Exercise brief
Find every line in the listing below that contains the string "section", and copy each such line in full.

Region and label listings
****************************************

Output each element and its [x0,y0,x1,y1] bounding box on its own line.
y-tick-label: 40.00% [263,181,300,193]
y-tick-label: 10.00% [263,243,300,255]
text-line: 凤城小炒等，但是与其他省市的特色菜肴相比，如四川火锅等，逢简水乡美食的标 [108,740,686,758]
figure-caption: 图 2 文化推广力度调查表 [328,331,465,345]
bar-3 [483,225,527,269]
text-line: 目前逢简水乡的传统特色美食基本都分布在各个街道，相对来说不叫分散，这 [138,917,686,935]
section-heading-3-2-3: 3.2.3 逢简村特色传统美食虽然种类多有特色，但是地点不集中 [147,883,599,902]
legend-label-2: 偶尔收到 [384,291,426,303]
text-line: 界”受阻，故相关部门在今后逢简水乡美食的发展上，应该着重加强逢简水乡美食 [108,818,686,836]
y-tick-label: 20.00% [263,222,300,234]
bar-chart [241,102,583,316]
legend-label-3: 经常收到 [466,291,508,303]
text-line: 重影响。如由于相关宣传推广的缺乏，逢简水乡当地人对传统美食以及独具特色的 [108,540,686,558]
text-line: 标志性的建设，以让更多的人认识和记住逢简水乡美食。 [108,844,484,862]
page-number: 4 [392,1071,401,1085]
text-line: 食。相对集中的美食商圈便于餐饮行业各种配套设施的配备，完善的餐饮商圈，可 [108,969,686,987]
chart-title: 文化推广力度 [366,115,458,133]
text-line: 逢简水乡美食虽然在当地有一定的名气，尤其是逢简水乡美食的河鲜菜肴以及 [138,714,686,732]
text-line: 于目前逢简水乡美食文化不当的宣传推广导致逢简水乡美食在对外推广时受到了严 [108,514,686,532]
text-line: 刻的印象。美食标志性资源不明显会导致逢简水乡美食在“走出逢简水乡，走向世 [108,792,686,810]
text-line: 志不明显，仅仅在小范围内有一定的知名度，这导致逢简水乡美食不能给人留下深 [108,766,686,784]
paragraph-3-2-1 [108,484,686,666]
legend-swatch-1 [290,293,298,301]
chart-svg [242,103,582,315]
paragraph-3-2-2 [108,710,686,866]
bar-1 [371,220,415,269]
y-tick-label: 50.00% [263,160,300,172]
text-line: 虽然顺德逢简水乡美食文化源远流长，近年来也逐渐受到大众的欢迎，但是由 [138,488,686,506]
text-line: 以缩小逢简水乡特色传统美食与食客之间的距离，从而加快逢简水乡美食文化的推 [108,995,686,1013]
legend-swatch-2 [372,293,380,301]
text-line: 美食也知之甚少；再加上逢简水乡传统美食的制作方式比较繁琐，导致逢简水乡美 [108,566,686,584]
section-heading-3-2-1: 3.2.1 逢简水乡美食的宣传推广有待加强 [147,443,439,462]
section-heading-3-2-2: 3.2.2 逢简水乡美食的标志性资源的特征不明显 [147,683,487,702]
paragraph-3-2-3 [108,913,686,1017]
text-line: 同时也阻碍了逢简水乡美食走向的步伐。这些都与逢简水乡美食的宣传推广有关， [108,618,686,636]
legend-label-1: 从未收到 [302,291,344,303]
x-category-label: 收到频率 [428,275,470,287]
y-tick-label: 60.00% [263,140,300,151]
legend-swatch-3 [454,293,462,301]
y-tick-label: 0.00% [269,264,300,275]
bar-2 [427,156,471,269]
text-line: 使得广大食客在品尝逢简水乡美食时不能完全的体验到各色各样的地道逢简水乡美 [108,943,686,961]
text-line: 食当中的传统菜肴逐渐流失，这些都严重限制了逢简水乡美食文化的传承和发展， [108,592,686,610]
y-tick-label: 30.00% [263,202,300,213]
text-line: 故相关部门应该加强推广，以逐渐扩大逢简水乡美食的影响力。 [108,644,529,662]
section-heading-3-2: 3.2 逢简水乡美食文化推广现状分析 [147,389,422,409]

****************************************

Solution for this exercise
section-heading-3-2-3: 3.2.3 逢简村特色传统美食虽然种类多有特色，但是地点不集中 [147,883,599,902]
section-heading-3-2-1: 3.2.1 逢简水乡美食的宣传推广有待加强 [147,443,439,462]
section-heading-3-2-2: 3.2.2 逢简水乡美食的标志性资源的特征不明显 [147,683,487,702]
section-heading-3-2: 3.2 逢简水乡美食文化推广现状分析 [147,389,422,409]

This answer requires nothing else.